» **Source records**
- - - - - - -
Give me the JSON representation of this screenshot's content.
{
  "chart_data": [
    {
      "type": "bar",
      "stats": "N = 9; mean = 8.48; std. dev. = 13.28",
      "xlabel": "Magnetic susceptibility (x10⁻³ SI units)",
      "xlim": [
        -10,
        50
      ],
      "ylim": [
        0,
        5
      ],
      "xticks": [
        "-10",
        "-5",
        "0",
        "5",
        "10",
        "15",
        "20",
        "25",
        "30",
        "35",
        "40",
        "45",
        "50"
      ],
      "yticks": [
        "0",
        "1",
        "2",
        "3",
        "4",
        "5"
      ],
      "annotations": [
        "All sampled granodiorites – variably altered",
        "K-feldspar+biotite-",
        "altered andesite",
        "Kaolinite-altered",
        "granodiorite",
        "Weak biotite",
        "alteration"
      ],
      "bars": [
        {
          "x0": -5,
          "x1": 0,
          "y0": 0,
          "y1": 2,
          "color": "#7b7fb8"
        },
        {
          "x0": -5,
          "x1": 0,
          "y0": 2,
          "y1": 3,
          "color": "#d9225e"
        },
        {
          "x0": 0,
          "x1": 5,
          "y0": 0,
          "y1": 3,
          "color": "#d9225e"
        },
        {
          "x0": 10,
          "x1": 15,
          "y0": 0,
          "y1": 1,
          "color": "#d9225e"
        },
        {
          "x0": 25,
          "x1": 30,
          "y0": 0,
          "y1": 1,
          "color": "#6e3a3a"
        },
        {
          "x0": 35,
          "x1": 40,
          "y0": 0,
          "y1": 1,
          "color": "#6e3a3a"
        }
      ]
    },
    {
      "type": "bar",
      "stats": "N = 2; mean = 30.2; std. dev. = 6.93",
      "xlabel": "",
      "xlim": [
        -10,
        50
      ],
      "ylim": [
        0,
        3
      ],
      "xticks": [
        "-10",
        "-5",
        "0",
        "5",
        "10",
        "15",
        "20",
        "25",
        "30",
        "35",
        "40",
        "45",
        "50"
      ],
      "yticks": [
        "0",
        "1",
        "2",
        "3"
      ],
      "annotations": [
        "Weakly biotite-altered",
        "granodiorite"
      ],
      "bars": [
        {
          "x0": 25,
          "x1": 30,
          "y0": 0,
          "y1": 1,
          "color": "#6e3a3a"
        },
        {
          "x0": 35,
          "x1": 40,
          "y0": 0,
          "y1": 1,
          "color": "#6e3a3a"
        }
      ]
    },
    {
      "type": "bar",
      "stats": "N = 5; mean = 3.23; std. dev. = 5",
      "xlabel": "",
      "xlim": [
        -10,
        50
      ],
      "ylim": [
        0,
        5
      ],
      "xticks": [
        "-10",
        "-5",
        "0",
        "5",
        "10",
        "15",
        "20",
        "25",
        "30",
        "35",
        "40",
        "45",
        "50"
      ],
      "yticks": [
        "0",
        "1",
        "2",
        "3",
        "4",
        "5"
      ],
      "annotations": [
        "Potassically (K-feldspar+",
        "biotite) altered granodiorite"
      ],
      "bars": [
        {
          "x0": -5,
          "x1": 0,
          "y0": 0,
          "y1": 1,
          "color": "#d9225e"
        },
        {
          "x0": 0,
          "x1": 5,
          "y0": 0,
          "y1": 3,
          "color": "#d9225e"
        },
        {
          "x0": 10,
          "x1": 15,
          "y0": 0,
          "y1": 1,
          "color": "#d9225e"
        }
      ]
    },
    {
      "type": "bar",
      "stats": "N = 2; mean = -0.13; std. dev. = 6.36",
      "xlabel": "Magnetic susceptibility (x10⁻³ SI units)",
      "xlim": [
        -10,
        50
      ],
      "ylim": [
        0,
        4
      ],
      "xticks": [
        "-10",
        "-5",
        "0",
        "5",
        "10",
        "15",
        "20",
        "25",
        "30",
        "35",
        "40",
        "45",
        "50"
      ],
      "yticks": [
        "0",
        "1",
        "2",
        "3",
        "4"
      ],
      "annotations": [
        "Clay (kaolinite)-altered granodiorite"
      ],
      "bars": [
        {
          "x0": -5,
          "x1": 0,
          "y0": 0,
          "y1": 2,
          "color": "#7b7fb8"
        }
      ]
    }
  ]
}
- - - - - - -
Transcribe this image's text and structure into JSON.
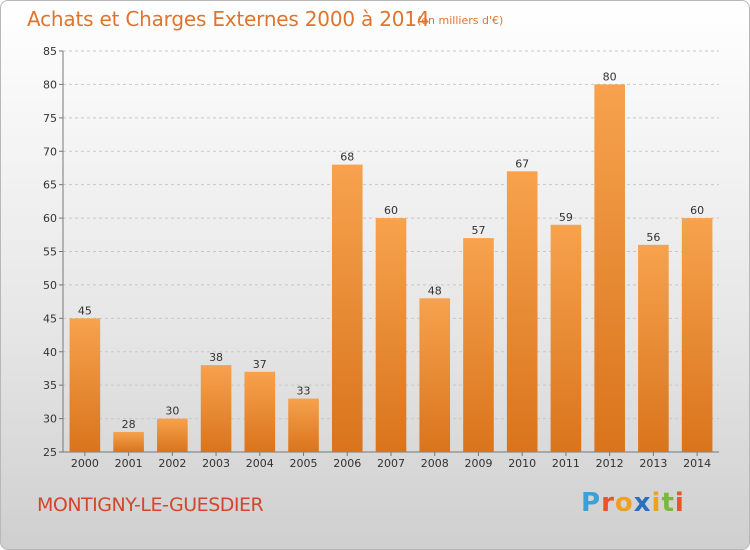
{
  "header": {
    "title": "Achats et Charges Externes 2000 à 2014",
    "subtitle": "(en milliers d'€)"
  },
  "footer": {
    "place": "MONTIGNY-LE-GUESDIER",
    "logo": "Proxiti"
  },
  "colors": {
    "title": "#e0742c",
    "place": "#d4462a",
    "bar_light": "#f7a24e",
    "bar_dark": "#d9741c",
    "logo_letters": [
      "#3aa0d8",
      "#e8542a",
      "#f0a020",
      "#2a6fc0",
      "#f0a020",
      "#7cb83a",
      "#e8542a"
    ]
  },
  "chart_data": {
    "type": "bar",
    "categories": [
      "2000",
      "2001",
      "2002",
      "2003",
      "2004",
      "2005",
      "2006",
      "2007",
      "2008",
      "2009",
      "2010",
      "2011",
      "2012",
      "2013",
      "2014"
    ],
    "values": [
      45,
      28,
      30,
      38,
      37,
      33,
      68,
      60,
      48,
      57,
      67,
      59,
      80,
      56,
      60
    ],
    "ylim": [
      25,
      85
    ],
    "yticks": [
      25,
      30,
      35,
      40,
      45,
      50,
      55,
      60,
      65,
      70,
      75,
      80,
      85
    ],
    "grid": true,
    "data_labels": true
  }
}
- - - - - - -
» **EXERCISE OBJECTIVE**
Each line above that includes "biotite" should be shown.

» **EXERCISE RESPONSE**
        "K-feldspar+biotite-",
        "Weak biotite",
        "Weakly biotite-altered",
        "biotite) altered granodiorite"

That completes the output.